[start]
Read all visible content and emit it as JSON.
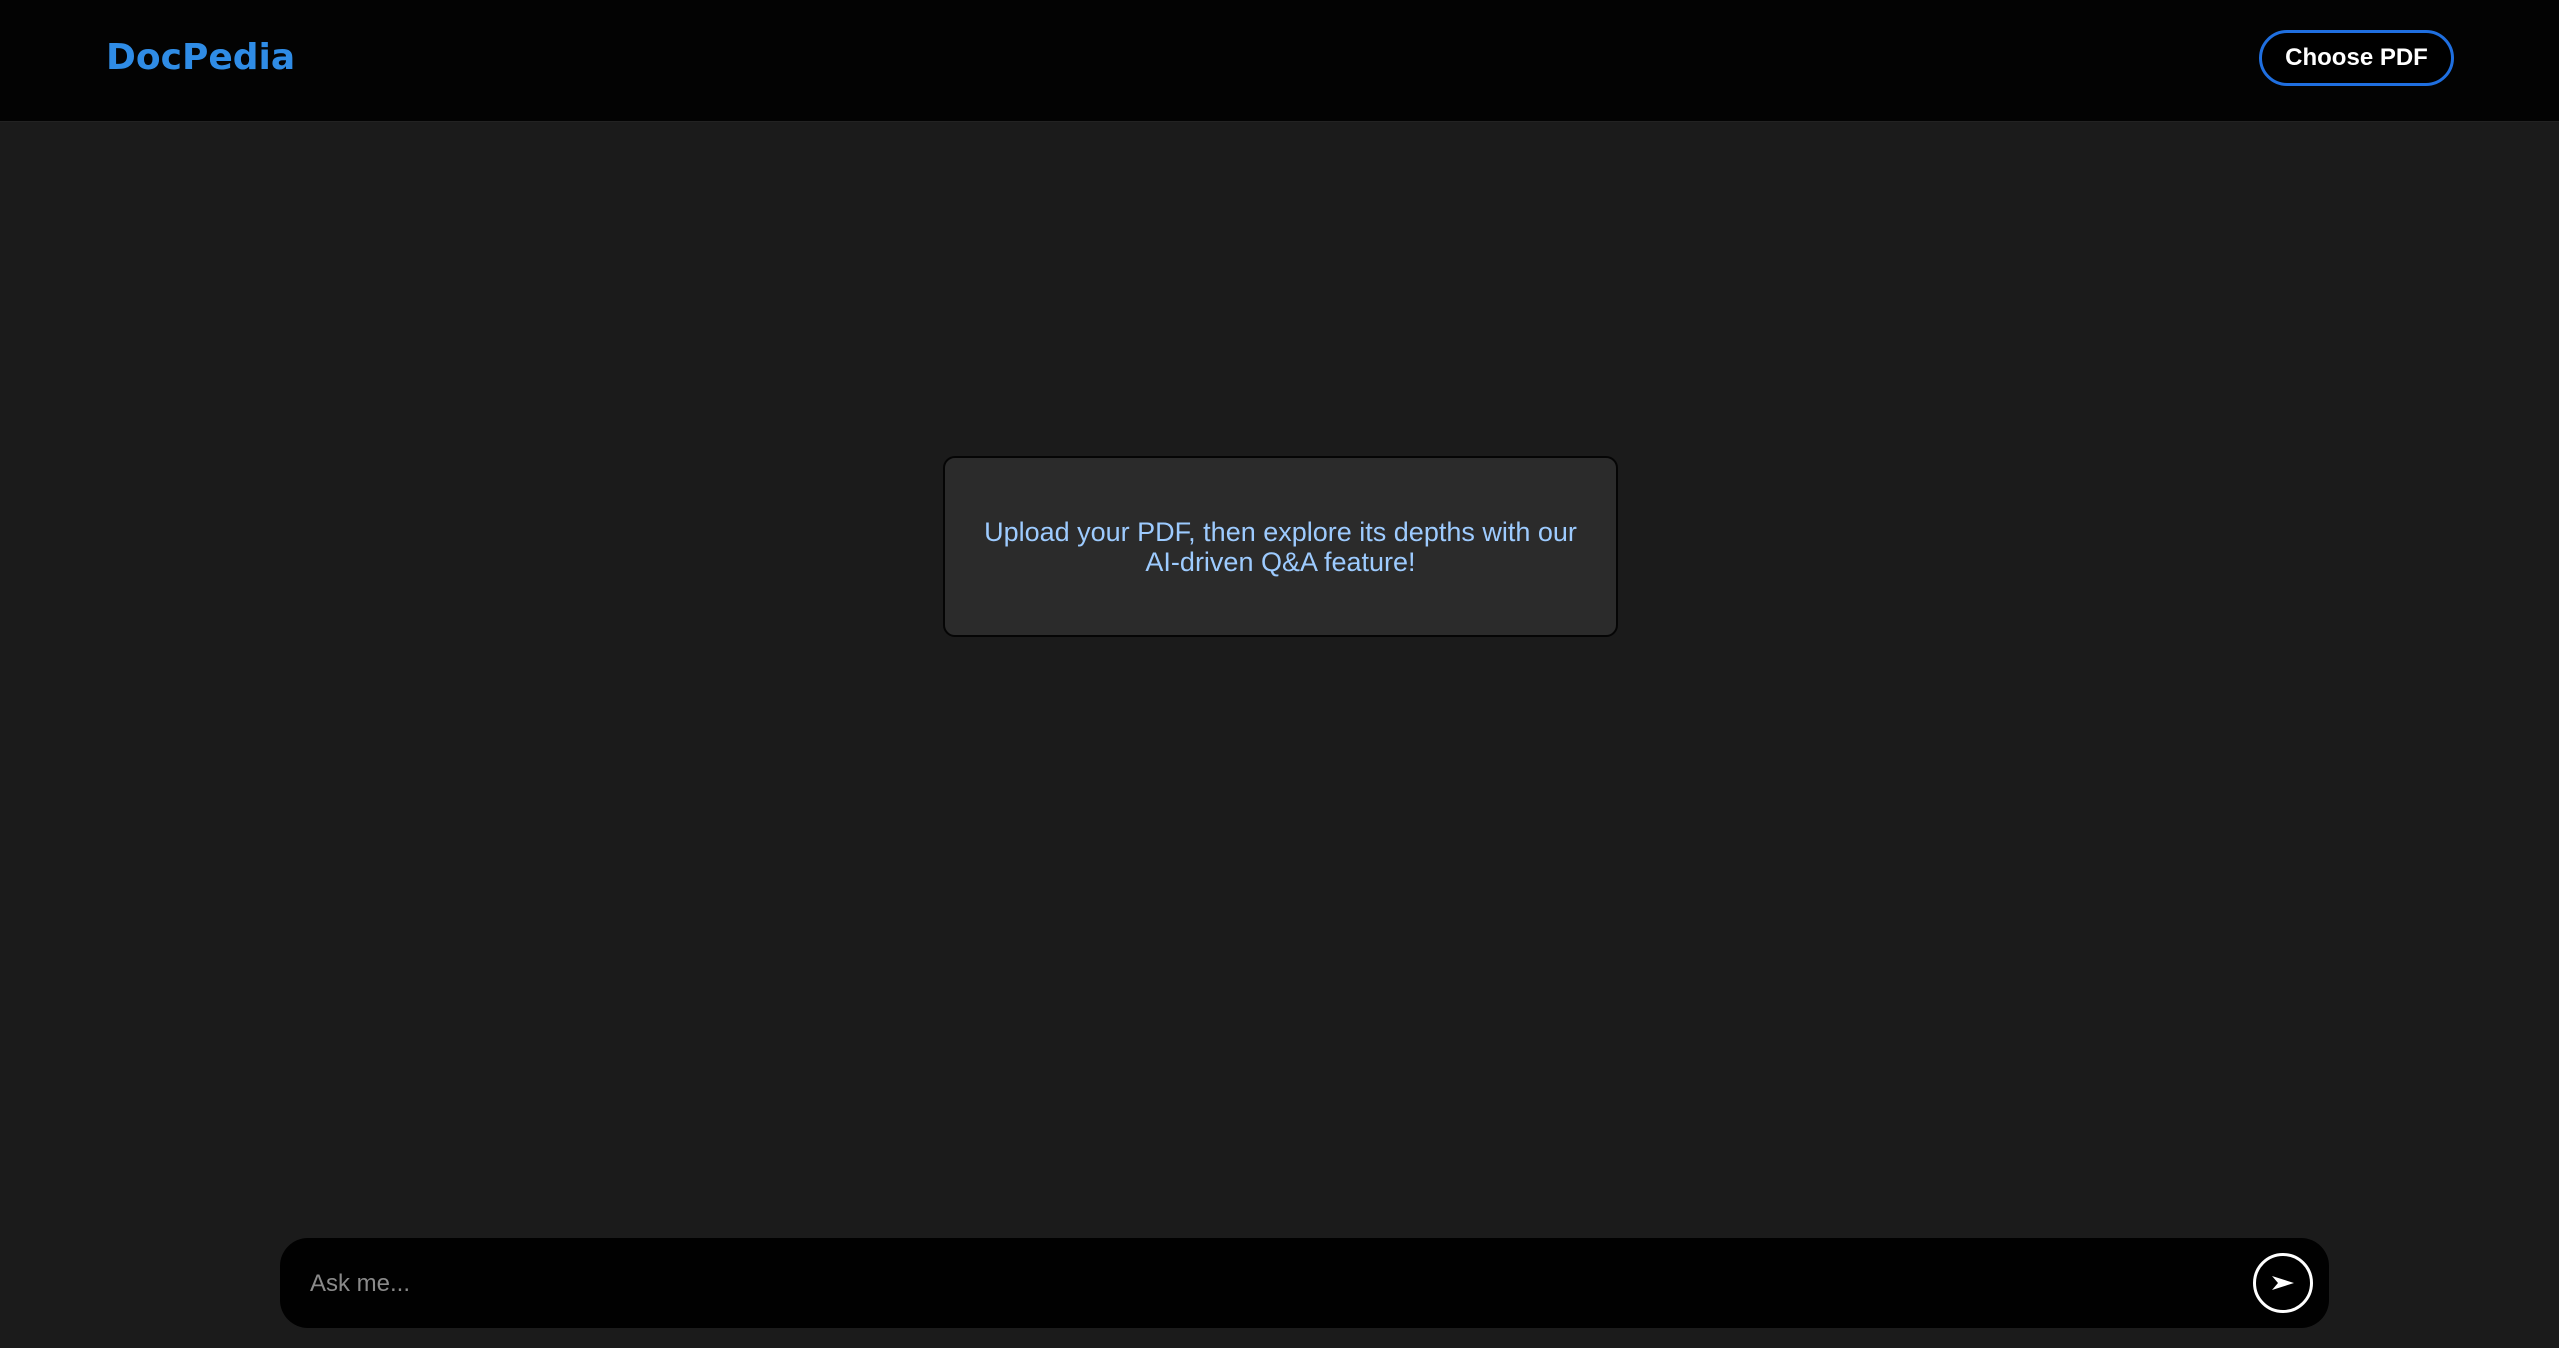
{
  "header": {
    "brand": "DocPedia",
    "choose_pdf_label": "Choose PDF"
  },
  "main": {
    "info_message": "Upload your PDF, then explore its depths with our AI-driven Q&A feature!"
  },
  "chat": {
    "input_value": "",
    "placeholder": "Ask me...",
    "send_icon": "send-arrow-icon"
  },
  "colors": {
    "accent": "#2f8ce6",
    "button_border": "#1f6fe0",
    "info_text": "#9dcbff",
    "background": "#1b1b1b",
    "header_background": "#030303"
  }
}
[end]
- Task brief -
Without including any picture, repeat the data exactly.

- Result -
Read all visible content and emit it as JSON.
{
  "header": {
    "brand": "DocPedia",
    "choose_pdf_label": "Choose PDF"
  },
  "main": {
    "info_message": "Upload your PDF, then explore its depths with our AI-driven Q&A feature!"
  },
  "chat": {
    "input_value": "",
    "placeholder": "Ask me...",
    "send_icon": "send-arrow-icon"
  },
  "colors": {
    "accent": "#2f8ce6",
    "button_border": "#1f6fe0",
    "info_text": "#9dcbff",
    "background": "#1b1b1b",
    "header_background": "#030303"
  }
}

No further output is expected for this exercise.